Exercise data:
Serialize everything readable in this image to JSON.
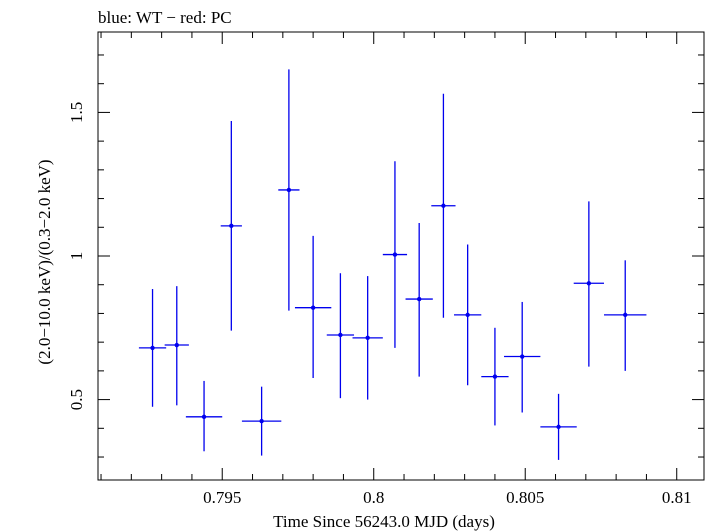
{
  "chart_data": {
    "type": "scatter",
    "title": "blue: WT − red: PC",
    "xlabel": "Time Since 56243.0 MJD (days)",
    "ylabel": "(2.0−10.0 keV)/(0.3−2.0 keV)",
    "xlim": [
      0.7909,
      0.8109
    ],
    "ylim": [
      0.22,
      1.78
    ],
    "xticks": [
      0.795,
      0.8,
      0.805,
      0.81
    ],
    "xtick_labels": [
      "0.795",
      "0.8",
      "0.805",
      "0.81"
    ],
    "yticks": [
      0.5,
      1,
      1.5
    ],
    "ytick_labels": [
      "0.5",
      "1",
      "1.5"
    ],
    "grid": false,
    "series": [
      {
        "color": "#0000ee",
        "points": [
          {
            "x": 0.7927,
            "xerr": 0.00045,
            "y": 0.68,
            "ylo": 0.475,
            "yhi": 0.885
          },
          {
            "x": 0.7935,
            "xerr": 0.0004,
            "y": 0.69,
            "ylo": 0.48,
            "yhi": 0.895
          },
          {
            "x": 0.7944,
            "xerr": 0.0006,
            "y": 0.44,
            "ylo": 0.32,
            "yhi": 0.565
          },
          {
            "x": 0.7953,
            "xerr": 0.00035,
            "y": 1.105,
            "ylo": 0.74,
            "yhi": 1.47
          },
          {
            "x": 0.7963,
            "xerr": 0.00065,
            "y": 0.425,
            "ylo": 0.305,
            "yhi": 0.545
          },
          {
            "x": 0.7972,
            "xerr": 0.00035,
            "y": 1.23,
            "ylo": 0.81,
            "yhi": 1.65
          },
          {
            "x": 0.798,
            "xerr": 0.0006,
            "y": 0.82,
            "ylo": 0.575,
            "yhi": 1.07
          },
          {
            "x": 0.7989,
            "xerr": 0.00045,
            "y": 0.725,
            "ylo": 0.505,
            "yhi": 0.94
          },
          {
            "x": 0.7998,
            "xerr": 0.0005,
            "y": 0.715,
            "ylo": 0.5,
            "yhi": 0.93
          },
          {
            "x": 0.8007,
            "xerr": 0.0004,
            "y": 1.005,
            "ylo": 0.68,
            "yhi": 1.33
          },
          {
            "x": 0.8015,
            "xerr": 0.00045,
            "y": 0.85,
            "ylo": 0.58,
            "yhi": 1.115
          },
          {
            "x": 0.8023,
            "xerr": 0.0004,
            "y": 1.175,
            "ylo": 0.785,
            "yhi": 1.565
          },
          {
            "x": 0.8031,
            "xerr": 0.00045,
            "y": 0.795,
            "ylo": 0.55,
            "yhi": 1.04
          },
          {
            "x": 0.804,
            "xerr": 0.00045,
            "y": 0.58,
            "ylo": 0.41,
            "yhi": 0.75
          },
          {
            "x": 0.8049,
            "xerr": 0.0006,
            "y": 0.65,
            "ylo": 0.455,
            "yhi": 0.84
          },
          {
            "x": 0.8061,
            "xerr": 0.0006,
            "y": 0.405,
            "ylo": 0.29,
            "yhi": 0.52
          },
          {
            "x": 0.8071,
            "xerr": 0.0005,
            "y": 0.905,
            "ylo": 0.615,
            "yhi": 1.19
          },
          {
            "x": 0.8083,
            "xerr": 0.0007,
            "y": 0.795,
            "ylo": 0.6,
            "yhi": 0.985
          }
        ]
      }
    ]
  }
}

Requirements: Copy out each line exactly, without the pictures.

Task result:
Serialize everything readable in this image to JSON.
{
  "chart_data": {
    "type": "scatter",
    "title": "blue: WT − red: PC",
    "xlabel": "Time Since 56243.0 MJD (days)",
    "ylabel": "(2.0−10.0 keV)/(0.3−2.0 keV)",
    "xlim": [
      0.7909,
      0.8109
    ],
    "ylim": [
      0.22,
      1.78
    ],
    "xticks": [
      0.795,
      0.8,
      0.805,
      0.81
    ],
    "xtick_labels": [
      "0.795",
      "0.8",
      "0.805",
      "0.81"
    ],
    "yticks": [
      0.5,
      1,
      1.5
    ],
    "ytick_labels": [
      "0.5",
      "1",
      "1.5"
    ],
    "grid": false,
    "series": [
      {
        "color": "#0000ee",
        "points": [
          {
            "x": 0.7927,
            "xerr": 0.00045,
            "y": 0.68,
            "ylo": 0.475,
            "yhi": 0.885
          },
          {
            "x": 0.7935,
            "xerr": 0.0004,
            "y": 0.69,
            "ylo": 0.48,
            "yhi": 0.895
          },
          {
            "x": 0.7944,
            "xerr": 0.0006,
            "y": 0.44,
            "ylo": 0.32,
            "yhi": 0.565
          },
          {
            "x": 0.7953,
            "xerr": 0.00035,
            "y": 1.105,
            "ylo": 0.74,
            "yhi": 1.47
          },
          {
            "x": 0.7963,
            "xerr": 0.00065,
            "y": 0.425,
            "ylo": 0.305,
            "yhi": 0.545
          },
          {
            "x": 0.7972,
            "xerr": 0.00035,
            "y": 1.23,
            "ylo": 0.81,
            "yhi": 1.65
          },
          {
            "x": 0.798,
            "xerr": 0.0006,
            "y": 0.82,
            "ylo": 0.575,
            "yhi": 1.07
          },
          {
            "x": 0.7989,
            "xerr": 0.00045,
            "y": 0.725,
            "ylo": 0.505,
            "yhi": 0.94
          },
          {
            "x": 0.7998,
            "xerr": 0.0005,
            "y": 0.715,
            "ylo": 0.5,
            "yhi": 0.93
          },
          {
            "x": 0.8007,
            "xerr": 0.0004,
            "y": 1.005,
            "ylo": 0.68,
            "yhi": 1.33
          },
          {
            "x": 0.8015,
            "xerr": 0.00045,
            "y": 0.85,
            "ylo": 0.58,
            "yhi": 1.115
          },
          {
            "x": 0.8023,
            "xerr": 0.0004,
            "y": 1.175,
            "ylo": 0.785,
            "yhi": 1.565
          },
          {
            "x": 0.8031,
            "xerr": 0.00045,
            "y": 0.795,
            "ylo": 0.55,
            "yhi": 1.04
          },
          {
            "x": 0.804,
            "xerr": 0.00045,
            "y": 0.58,
            "ylo": 0.41,
            "yhi": 0.75
          },
          {
            "x": 0.8049,
            "xerr": 0.0006,
            "y": 0.65,
            "ylo": 0.455,
            "yhi": 0.84
          },
          {
            "x": 0.8061,
            "xerr": 0.0006,
            "y": 0.405,
            "ylo": 0.29,
            "yhi": 0.52
          },
          {
            "x": 0.8071,
            "xerr": 0.0005,
            "y": 0.905,
            "ylo": 0.615,
            "yhi": 1.19
          },
          {
            "x": 0.8083,
            "xerr": 0.0007,
            "y": 0.795,
            "ylo": 0.6,
            "yhi": 0.985
          }
        ]
      }
    ]
  }
}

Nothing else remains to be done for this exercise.